TASK DESCRIPTION -> Please repeat all of the listing exactly.
====
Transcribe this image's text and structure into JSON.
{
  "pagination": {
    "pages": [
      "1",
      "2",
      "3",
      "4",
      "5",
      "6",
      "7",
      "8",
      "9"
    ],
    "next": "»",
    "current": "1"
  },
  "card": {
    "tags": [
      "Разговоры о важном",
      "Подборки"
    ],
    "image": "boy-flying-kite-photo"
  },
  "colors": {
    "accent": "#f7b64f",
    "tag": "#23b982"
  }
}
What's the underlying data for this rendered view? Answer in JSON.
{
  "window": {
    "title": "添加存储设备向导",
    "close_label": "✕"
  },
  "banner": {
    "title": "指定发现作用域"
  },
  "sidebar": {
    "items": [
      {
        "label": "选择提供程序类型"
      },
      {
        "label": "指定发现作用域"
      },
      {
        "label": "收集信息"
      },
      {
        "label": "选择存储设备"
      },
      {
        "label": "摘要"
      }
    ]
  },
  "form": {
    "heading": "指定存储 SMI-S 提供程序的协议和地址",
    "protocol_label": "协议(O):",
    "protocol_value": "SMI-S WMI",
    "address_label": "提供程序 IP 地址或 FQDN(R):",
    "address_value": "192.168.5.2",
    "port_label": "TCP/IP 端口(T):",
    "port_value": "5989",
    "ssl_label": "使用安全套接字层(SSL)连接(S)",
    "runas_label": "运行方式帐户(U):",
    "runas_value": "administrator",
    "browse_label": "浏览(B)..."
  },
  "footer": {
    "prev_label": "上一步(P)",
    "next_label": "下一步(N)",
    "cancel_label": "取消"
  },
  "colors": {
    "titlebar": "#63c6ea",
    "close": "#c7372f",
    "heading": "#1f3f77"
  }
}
====
RESPONSE TO THE TASK ->
Transcribe this image's text and structure into JSON.
{
  "pagination": {
    "pages": [
      "1",
      "2",
      "3",
      "4",
      "5",
      "6",
      "7",
      "8",
      "9"
    ],
    "next": "»",
    "current": "1"
  },
  "card": {
    "tags": [
      "Разговоры о важном",
      "Подборки"
    ],
    "image": "boy-flying-kite-photo"
  },
  "colors": {
    "accent": "#f7b64f",
    "tag": "#23b982"
  }
}
What's the underlying data for this rendered view? Answer in JSON.
{
  "window": {
    "title": "添加存储设备向导",
    "close_label": "✕"
  },
  "banner": {
    "title": "指定发现作用域"
  },
  "sidebar": {
    "items": [
      {
        "label": "选择提供程序类型"
      },
      {
        "label": "指定发现作用域"
      },
      {
        "label": "收集信息"
      },
      {
        "label": "选择存储设备"
      },
      {
        "label": "摘要"
      }
    ]
  },
  "form": {
    "heading": "指定存储 SMI-S 提供程序的协议和地址",
    "protocol_label": "协议(O):",
    "protocol_value": "SMI-S WMI",
    "address_label": "提供程序 IP 地址或 FQDN(R):",
    "address_value": "192.168.5.2",
    "port_label": "TCP/IP 端口(T):",
    "port_value": "5989",
    "ssl_label": "使用安全套接字层(SSL)连接(S)",
    "runas_label": "运行方式帐户(U):",
    "runas_value": "administrator",
    "browse_label": "浏览(B)..."
  },
  "footer": {
    "prev_label": "上一步(P)",
    "next_label": "下一步(N)",
    "cancel_label": "取消"
  },
  "colors": {
    "titlebar": "#63c6ea",
    "close": "#c7372f",
    "heading": "#1f3f77"
  }
}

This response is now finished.